[INPUT FOR THIS TASK start]

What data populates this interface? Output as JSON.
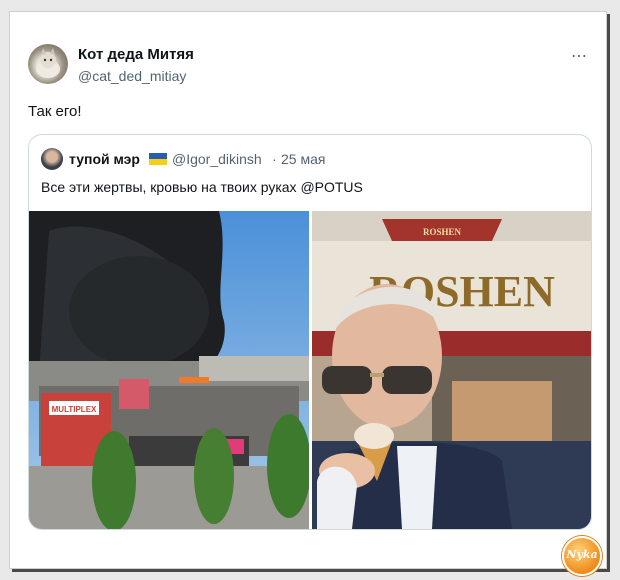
{
  "tweet": {
    "author_name": "Кот деда Митяя",
    "author_handle": "@cat_ded_mitiay",
    "more_icon": "⋯",
    "text": "Так его!"
  },
  "quote": {
    "author_name": "тупой мэр",
    "author_handle": "@Igor_dikinsh",
    "separator": "·",
    "date": "25 мая",
    "text": "Все эти жертвы, кровью на твоих руках @POTUS",
    "flag_colors": [
      "#2a5db0",
      "#f5d116"
    ]
  },
  "images": {
    "left_store_sign": "MULTIPLEX",
    "right_store_sign": "ROSHEN",
    "right_store_sign_top": "ROSHEN"
  },
  "watermark": "Nyka"
}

[INPUT FOR THIS TASK end]

REQUIRED TASK: Transcribe the records above exactly, omitting every picture they contain.

RESULT FOR THIS EXERCISE:
What data populates this interface? Output as JSON.
{
  "tweet": {
    "author_name": "Кот деда Митяя",
    "author_handle": "@cat_ded_mitiay",
    "more_icon": "⋯",
    "text": "Так его!"
  },
  "quote": {
    "author_name": "тупой мэр",
    "author_handle": "@Igor_dikinsh",
    "separator": "·",
    "date": "25 мая",
    "text": "Все эти жертвы, кровью на твоих руках @POTUS",
    "flag_colors": [
      "#2a5db0",
      "#f5d116"
    ]
  },
  "images": {
    "left_store_sign": "MULTIPLEX",
    "right_store_sign": "ROSHEN",
    "right_store_sign_top": "ROSHEN"
  },
  "watermark": "Nyka"
}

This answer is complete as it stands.